GOAL OF THE EXERCISE:
Copy out the data below as written; omit any images.
################
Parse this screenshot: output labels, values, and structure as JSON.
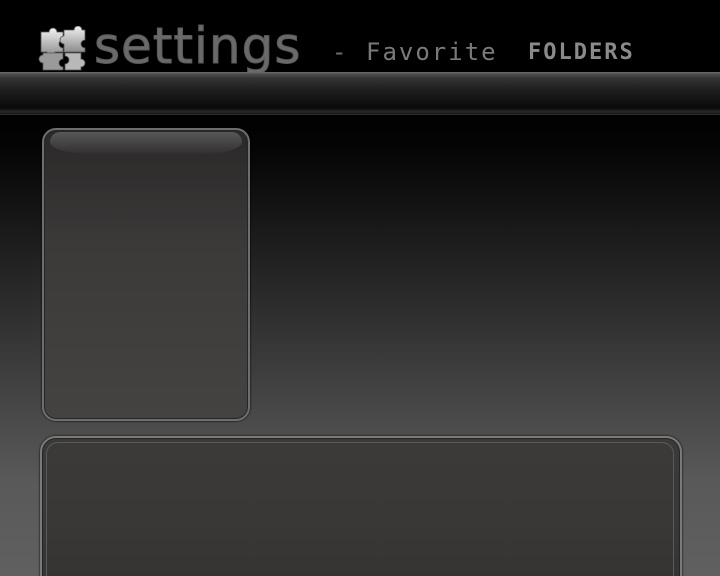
{
  "header": {
    "title": "settings",
    "separator": "-",
    "subtitle": "Favorite",
    "subtitle_accent": "FOLDERS",
    "logo_icon": "puzzle-pieces-icon"
  },
  "colors": {
    "background_top": "#000000",
    "background_bottom": "#606060",
    "panel_fill": "#3c3a39",
    "panel_border": "#6e6e6e",
    "title_text": "#6a6a6a"
  }
}
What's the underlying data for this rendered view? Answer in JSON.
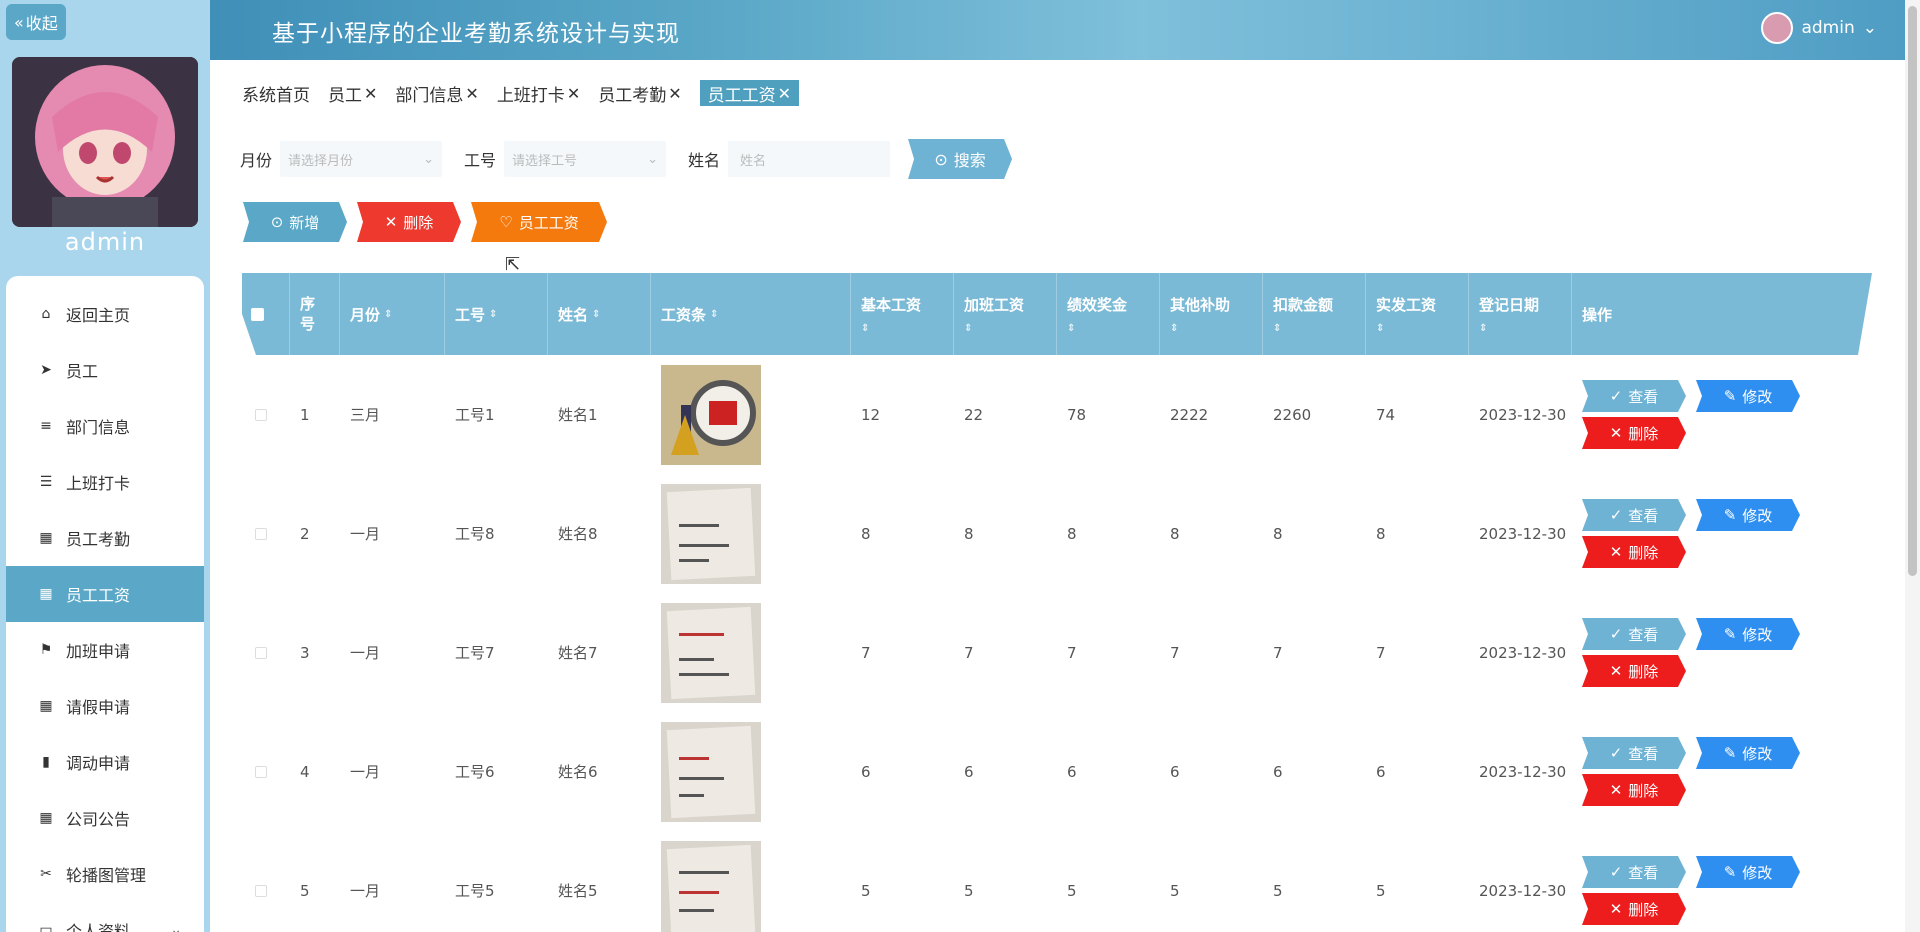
{
  "app": {
    "title": "基于小程序的企业考勤系统设计与实现",
    "user": "admin"
  },
  "sidebar": {
    "collapse_label": "收起",
    "username": "admin",
    "items": [
      {
        "label": "返回主页",
        "icon": "home-icon"
      },
      {
        "label": "员工",
        "icon": "send-icon"
      },
      {
        "label": "部门信息",
        "icon": "list-icon"
      },
      {
        "label": "上班打卡",
        "icon": "list-icon"
      },
      {
        "label": "员工考勤",
        "icon": "grid-icon"
      },
      {
        "label": "员工工资",
        "icon": "grid-icon",
        "active": true
      },
      {
        "label": "加班申请",
        "icon": "flag-icon"
      },
      {
        "label": "请假申请",
        "icon": "grid-icon"
      },
      {
        "label": "调动申请",
        "icon": "bar-chart-icon"
      },
      {
        "label": "公司公告",
        "icon": "grid-icon"
      },
      {
        "label": "轮播图管理",
        "icon": "film-icon"
      },
      {
        "label": "个人资料",
        "icon": "wallet-icon"
      }
    ]
  },
  "tabs": [
    {
      "label": "系统首页",
      "closable": false
    },
    {
      "label": "员工",
      "closable": true
    },
    {
      "label": "部门信息",
      "closable": true
    },
    {
      "label": "上班打卡",
      "closable": true
    },
    {
      "label": "员工考勤",
      "closable": true
    },
    {
      "label": "员工工资",
      "closable": true,
      "active": true
    }
  ],
  "search": {
    "month_label": "月份",
    "month_placeholder": "请选择月份",
    "id_label": "工号",
    "id_placeholder": "请选择工号",
    "name_label": "姓名",
    "name_placeholder": "姓名",
    "button": "搜索"
  },
  "actions": {
    "add": "新增",
    "delete": "删除",
    "salary": "员工工资"
  },
  "table": {
    "headers": {
      "index": "序号",
      "month": "月份",
      "id": "工号",
      "name": "姓名",
      "slip": "工资条",
      "base": "基本工资",
      "overtime": "加班工资",
      "bonus": "绩效奖金",
      "other": "其他补助",
      "deduct": "扣款金额",
      "net": "实发工资",
      "date": "登记日期",
      "ops": "操作"
    },
    "ops_labels": {
      "view": "查看",
      "edit": "修改",
      "delete": "删除"
    },
    "rows": [
      {
        "index": "1",
        "month": "三月",
        "id": "工号1",
        "name": "姓名1",
        "base": "12",
        "overtime": "22",
        "bonus": "78",
        "other": "2222",
        "deduct": "2260",
        "net": "74",
        "date": "2023-12-30"
      },
      {
        "index": "2",
        "month": "一月",
        "id": "工号8",
        "name": "姓名8",
        "base": "8",
        "overtime": "8",
        "bonus": "8",
        "other": "8",
        "deduct": "8",
        "net": "8",
        "date": "2023-12-30"
      },
      {
        "index": "3",
        "month": "一月",
        "id": "工号7",
        "name": "姓名7",
        "base": "7",
        "overtime": "7",
        "bonus": "7",
        "other": "7",
        "deduct": "7",
        "net": "7",
        "date": "2023-12-30"
      },
      {
        "index": "4",
        "month": "一月",
        "id": "工号6",
        "name": "姓名6",
        "base": "6",
        "overtime": "6",
        "bonus": "6",
        "other": "6",
        "deduct": "6",
        "net": "6",
        "date": "2023-12-30"
      },
      {
        "index": "5",
        "month": "一月",
        "id": "工号5",
        "name": "姓名5",
        "base": "5",
        "overtime": "5",
        "bonus": "5",
        "other": "5",
        "deduct": "5",
        "net": "5",
        "date": "2023-12-30"
      }
    ]
  }
}
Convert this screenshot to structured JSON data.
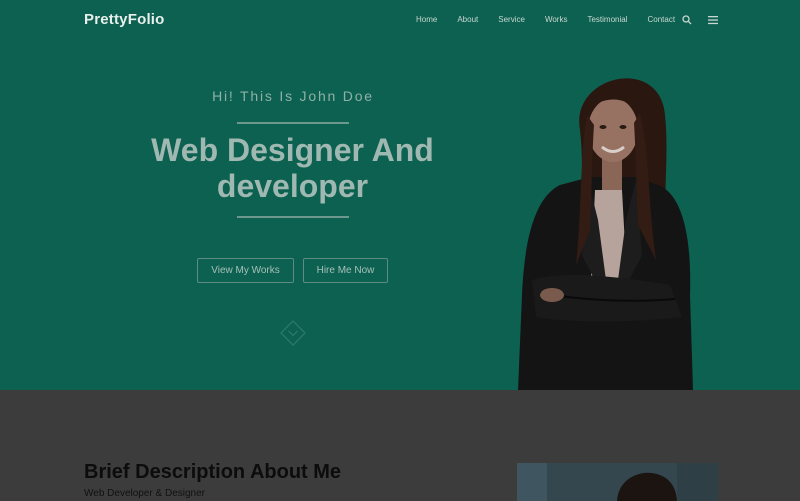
{
  "nav": {
    "logo": "PrettyFolio",
    "items": [
      "Home",
      "About",
      "Service",
      "Works",
      "Testimonial",
      "Contact"
    ],
    "search_icon": "search-icon",
    "menu_icon": "hamburger-menu-icon"
  },
  "hero": {
    "greeting": "Hi! This Is John Doe",
    "headline_line1": "Web Designer And",
    "headline_line2": "developer",
    "buttons": {
      "works_label": "View My Works",
      "hire_label": "Hire Me Now"
    },
    "scroll_icon": "diamond-chevron-down-icon"
  },
  "about": {
    "title": "Brief Description About Me",
    "subtitle": "Web Developer & Designer"
  },
  "colors": {
    "hero_bg": "#0d6150",
    "about_bg": "#3c3c3c",
    "accent": "#6d988e"
  }
}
################
CORRECT ANSWER:
Parse this screenshot: output labels, values, and structure as JSON.
{
  "header": {
    "title": "settings",
    "separator": "-",
    "subtitle": "Favorite",
    "subtitle_accent": "FOLDERS",
    "logo_icon": "puzzle-pieces-icon"
  },
  "colors": {
    "background_top": "#000000",
    "background_bottom": "#606060",
    "panel_fill": "#3c3a39",
    "panel_border": "#6e6e6e",
    "title_text": "#6a6a6a"
  }
}
What's the underlying data for this rendered view? Answer in JSON.
{
  "app": {
    "title": "基于小程序的企业考勤系统设计与实现",
    "user": "admin"
  },
  "sidebar": {
    "collapse_label": "收起",
    "username": "admin",
    "items": [
      {
        "label": "返回主页",
        "icon": "home-icon"
      },
      {
        "label": "员工",
        "icon": "send-icon"
      },
      {
        "label": "部门信息",
        "icon": "list-icon"
      },
      {
        "label": "上班打卡",
        "icon": "list-icon"
      },
      {
        "label": "员工考勤",
        "icon": "grid-icon"
      },
      {
        "label": "员工工资",
        "icon": "grid-icon",
        "active": true
      },
      {
        "label": "加班申请",
        "icon": "flag-icon"
      },
      {
        "label": "请假申请",
        "icon": "grid-icon"
      },
      {
        "label": "调动申请",
        "icon": "bar-chart-icon"
      },
      {
        "label": "公司公告",
        "icon": "grid-icon"
      },
      {
        "label": "轮播图管理",
        "icon": "film-icon"
      },
      {
        "label": "个人资料",
        "icon": "wallet-icon"
      }
    ]
  },
  "tabs": [
    {
      "label": "系统首页",
      "closable": false
    },
    {
      "label": "员工",
      "closable": true
    },
    {
      "label": "部门信息",
      "closable": true
    },
    {
      "label": "上班打卡",
      "closable": true
    },
    {
      "label": "员工考勤",
      "closable": true
    },
    {
      "label": "员工工资",
      "closable": true,
      "active": true
    }
  ],
  "search": {
    "month_label": "月份",
    "month_placeholder": "请选择月份",
    "id_label": "工号",
    "id_placeholder": "请选择工号",
    "name_label": "姓名",
    "name_placeholder": "姓名",
    "button": "搜索"
  },
  "actions": {
    "add": "新增",
    "delete": "删除",
    "salary": "员工工资"
  },
  "table": {
    "headers": {
      "index": "序号",
      "month": "月份",
      "id": "工号",
      "name": "姓名",
      "slip": "工资条",
      "base": "基本工资",
      "overtime": "加班工资",
      "bonus": "绩效奖金",
      "other": "其他补助",
      "deduct": "扣款金额",
      "net": "实发工资",
      "date": "登记日期",
      "ops": "操作"
    },
    "ops_labels": {
      "view": "查看",
      "edit": "修改",
      "delete": "删除"
    },
    "rows": [
      {
        "index": "1",
        "month": "三月",
        "id": "工号1",
        "name": "姓名1",
        "base": "12",
        "overtime": "22",
        "bonus": "78",
        "other": "2222",
        "deduct": "2260",
        "net": "74",
        "date": "2023-12-30"
      },
      {
        "index": "2",
        "month": "一月",
        "id": "工号8",
        "name": "姓名8",
        "base": "8",
        "overtime": "8",
        "bonus": "8",
        "other": "8",
        "deduct": "8",
        "net": "8",
        "date": "2023-12-30"
      },
      {
        "index": "3",
        "month": "一月",
        "id": "工号7",
        "name": "姓名7",
        "base": "7",
        "overtime": "7",
        "bonus": "7",
        "other": "7",
        "deduct": "7",
        "net": "7",
        "date": "2023-12-30"
      },
      {
        "index": "4",
        "month": "一月",
        "id": "工号6",
        "name": "姓名6",
        "base": "6",
        "overtime": "6",
        "bonus": "6",
        "other": "6",
        "deduct": "6",
        "net": "6",
        "date": "2023-12-30"
      },
      {
        "index": "5",
        "month": "一月",
        "id": "工号5",
        "name": "姓名5",
        "base": "5",
        "overtime": "5",
        "bonus": "5",
        "other": "5",
        "deduct": "5",
        "net": "5",
        "date": "2023-12-30"
      }
    ]
  }
}
Convert this screenshot to structured JSON data.
{
  "nav": {
    "logo": "PrettyFolio",
    "items": [
      "Home",
      "About",
      "Service",
      "Works",
      "Testimonial",
      "Contact"
    ],
    "search_icon": "search-icon",
    "menu_icon": "hamburger-menu-icon"
  },
  "hero": {
    "greeting": "Hi! This Is John Doe",
    "headline_line1": "Web Designer And",
    "headline_line2": "developer",
    "buttons": {
      "works_label": "View My Works",
      "hire_label": "Hire Me Now"
    },
    "scroll_icon": "diamond-chevron-down-icon"
  },
  "about": {
    "title": "Brief Description About Me",
    "subtitle": "Web Developer & Designer"
  },
  "colors": {
    "hero_bg": "#0d6150",
    "about_bg": "#3c3c3c",
    "accent": "#6d988e"
  }
}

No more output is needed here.